» What you need to do: Write the entries below out again exactly; any picture in them stays out.

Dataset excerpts
-----

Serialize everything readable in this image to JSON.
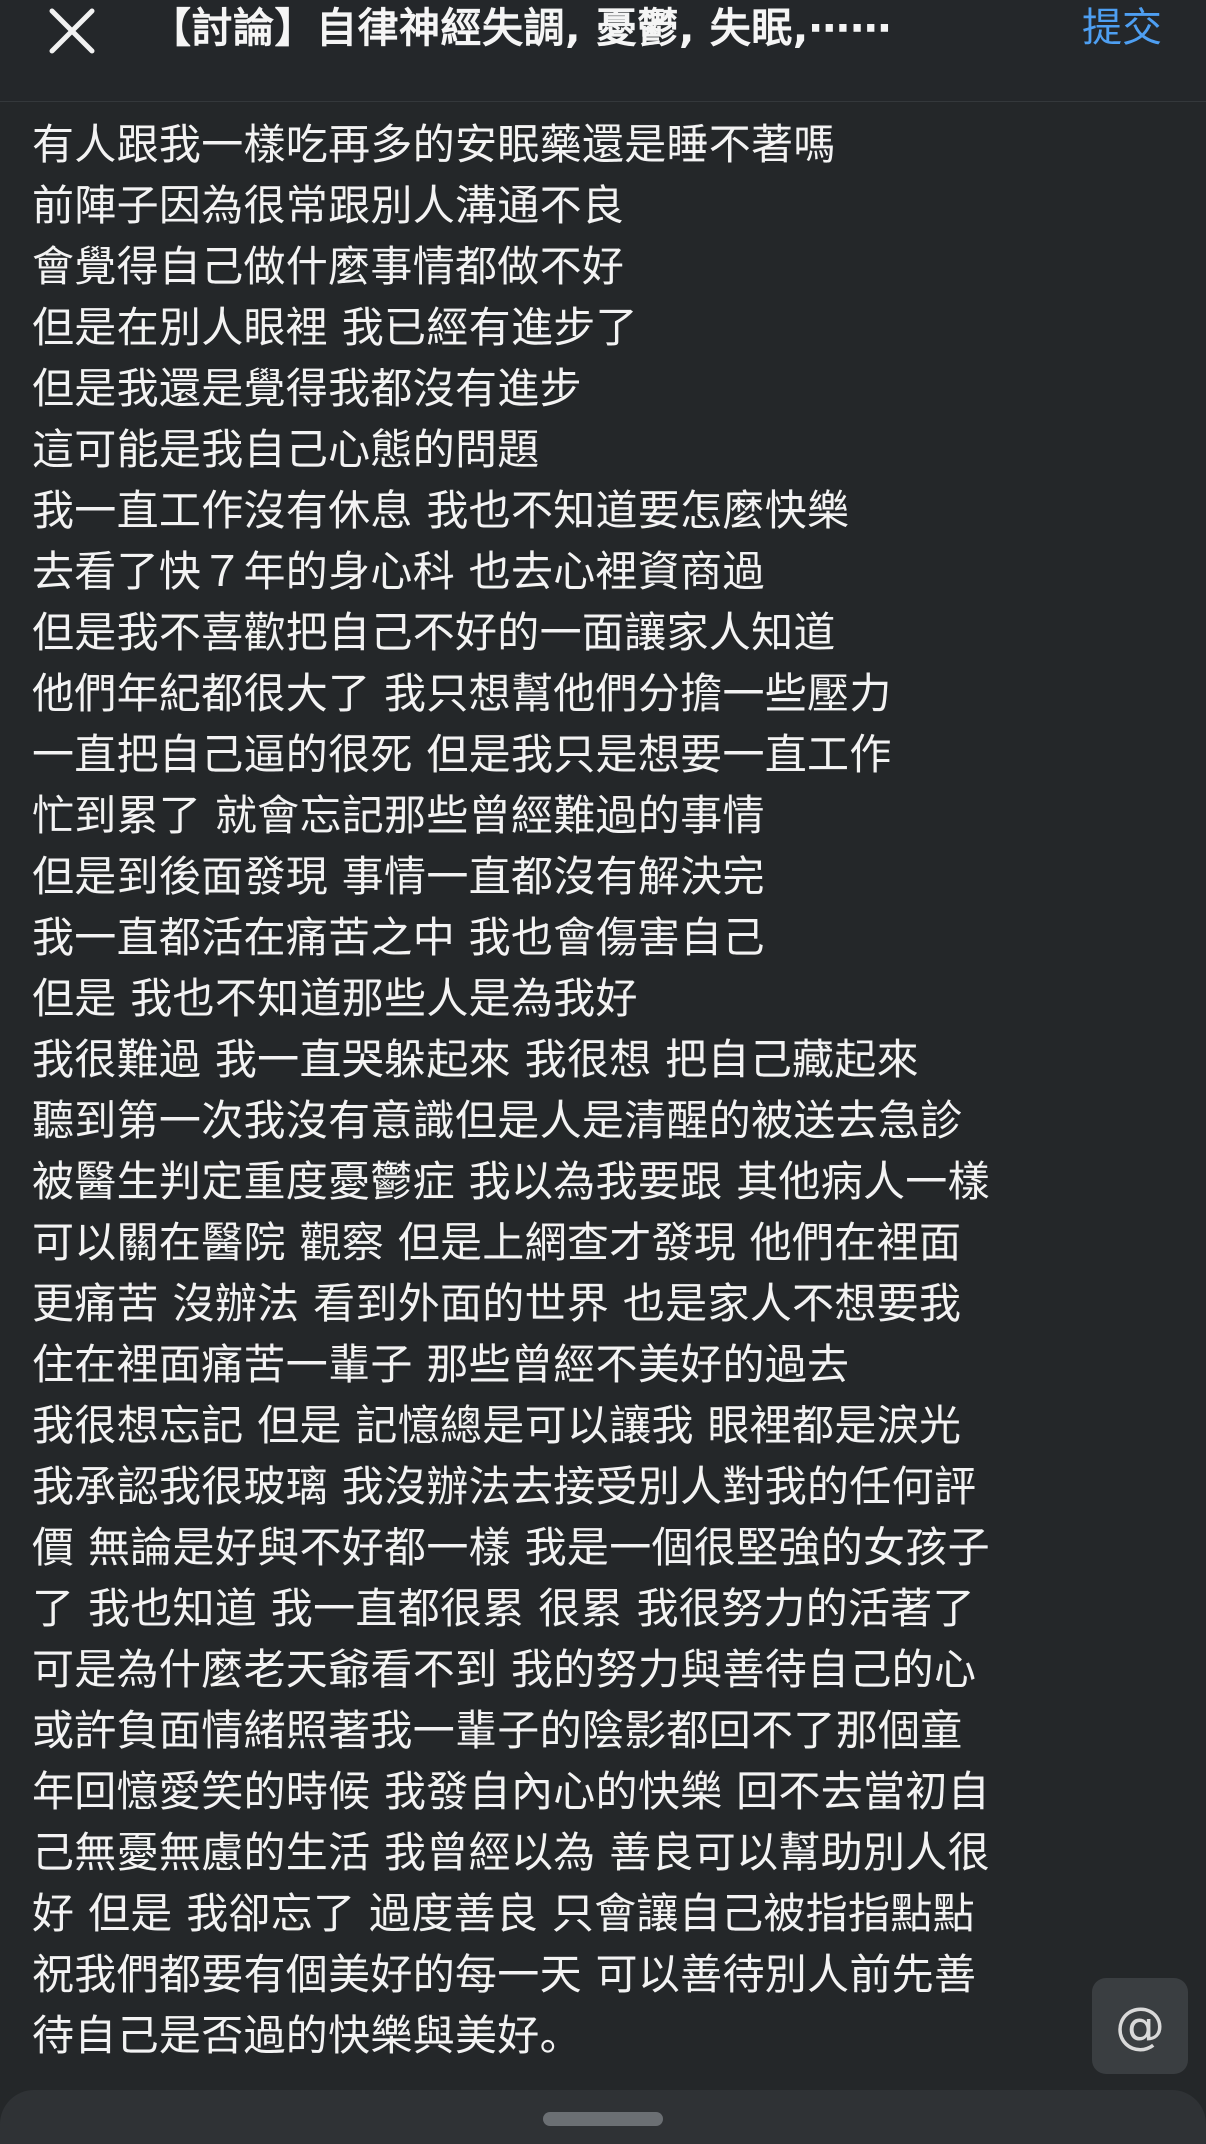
{
  "header": {
    "title": "【討論】自律神經失調, 憂鬱, 失眠,⋯⋯",
    "submit_label": "提交",
    "close_icon": "close-icon"
  },
  "post": {
    "lines": [
      "有人跟我一樣吃再多的安眠藥還是睡不著嗎",
      "前陣子因為很常跟別人溝通不良",
      "會覺得自己做什麼事情都做不好",
      "但是在別人眼裡 我已經有進步了",
      "但是我還是覺得我都沒有進步",
      "這可能是我自己心態的問題",
      "我一直工作沒有休息 我也不知道要怎麼快樂",
      "去看了快７年的身心科 也去心裡資商過",
      "但是我不喜歡把自己不好的一面讓家人知道",
      "他們年紀都很大了 我只想幫他們分擔一些壓力",
      "一直把自己逼的很死 但是我只是想要一直工作",
      "忙到累了 就會忘記那些曾經難過的事情",
      "但是到後面發現 事情一直都沒有解決完",
      "我一直都活在痛苦之中 我也會傷害自己",
      "但是 我也不知道那些人是為我好",
      "我很難過 我一直哭躲起來 我很想 把自己藏起來",
      "聽到第一次我沒有意識但是人是清醒的被送去急診",
      "被醫生判定重度憂鬱症 我以為我要跟 其他病人一樣",
      "可以關在醫院 觀察 但是上網查才發現 他們在裡面",
      "更痛苦 沒辦法 看到外面的世界 也是家人不想要我",
      "住在裡面痛苦一輩子 那些曾經不美好的過去",
      "我很想忘記 但是 記憶總是可以讓我 眼裡都是淚光",
      "我承認我很玻璃 我沒辦法去接受別人對我的任何評",
      "價 無論是好與不好都一樣 我是一個很堅強的女孩子",
      "了 我也知道 我一直都很累 很累 我很努力的活著了",
      "可是為什麼老天爺看不到 我的努力與善待自己的心",
      "或許負面情緒照著我一輩子的陰影都回不了那個童",
      "年回憶愛笑的時候 我發自內心的快樂 回不去當初自",
      "己無憂無慮的生活 我曾經以為 善良可以幫助別人很",
      "好 但是 我卻忘了 過度善良 只會讓自己被指指點點",
      "祝我們都要有個美好的每一天 可以善待別人前先善",
      "待自己是否過的快樂與美好。"
    ]
  },
  "mention": {
    "glyph": "@",
    "icon": "at-icon"
  },
  "colors": {
    "background": "#242729",
    "text": "#f3f3f3",
    "accent": "#4e9ff2"
  }
}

-----

» The reply:
Serialize everything readable in this image to JSON.
{
  "header": {
    "title": "【討論】自律神經失調, 憂鬱, 失眠,⋯⋯",
    "submit_label": "提交",
    "close_icon": "close-icon"
  },
  "post": {
    "lines": [
      "有人跟我一樣吃再多的安眠藥還是睡不著嗎",
      "前陣子因為很常跟別人溝通不良",
      "會覺得自己做什麼事情都做不好",
      "但是在別人眼裡 我已經有進步了",
      "但是我還是覺得我都沒有進步",
      "這可能是我自己心態的問題",
      "我一直工作沒有休息 我也不知道要怎麼快樂",
      "去看了快７年的身心科 也去心裡資商過",
      "但是我不喜歡把自己不好的一面讓家人知道",
      "他們年紀都很大了 我只想幫他們分擔一些壓力",
      "一直把自己逼的很死 但是我只是想要一直工作",
      "忙到累了 就會忘記那些曾經難過的事情",
      "但是到後面發現 事情一直都沒有解決完",
      "我一直都活在痛苦之中 我也會傷害自己",
      "但是 我也不知道那些人是為我好",
      "我很難過 我一直哭躲起來 我很想 把自己藏起來",
      "聽到第一次我沒有意識但是人是清醒的被送去急診",
      "被醫生判定重度憂鬱症 我以為我要跟 其他病人一樣",
      "可以關在醫院 觀察 但是上網查才發現 他們在裡面",
      "更痛苦 沒辦法 看到外面的世界 也是家人不想要我",
      "住在裡面痛苦一輩子 那些曾經不美好的過去",
      "我很想忘記 但是 記憶總是可以讓我 眼裡都是淚光",
      "我承認我很玻璃 我沒辦法去接受別人對我的任何評",
      "價 無論是好與不好都一樣 我是一個很堅強的女孩子",
      "了 我也知道 我一直都很累 很累 我很努力的活著了",
      "可是為什麼老天爺看不到 我的努力與善待自己的心",
      "或許負面情緒照著我一輩子的陰影都回不了那個童",
      "年回憶愛笑的時候 我發自內心的快樂 回不去當初自",
      "己無憂無慮的生活 我曾經以為 善良可以幫助別人很",
      "好 但是 我卻忘了 過度善良 只會讓自己被指指點點",
      "祝我們都要有個美好的每一天 可以善待別人前先善",
      "待自己是否過的快樂與美好。"
    ]
  },
  "mention": {
    "glyph": "@",
    "icon": "at-icon"
  },
  "colors": {
    "background": "#242729",
    "text": "#f3f3f3",
    "accent": "#4e9ff2"
  }
}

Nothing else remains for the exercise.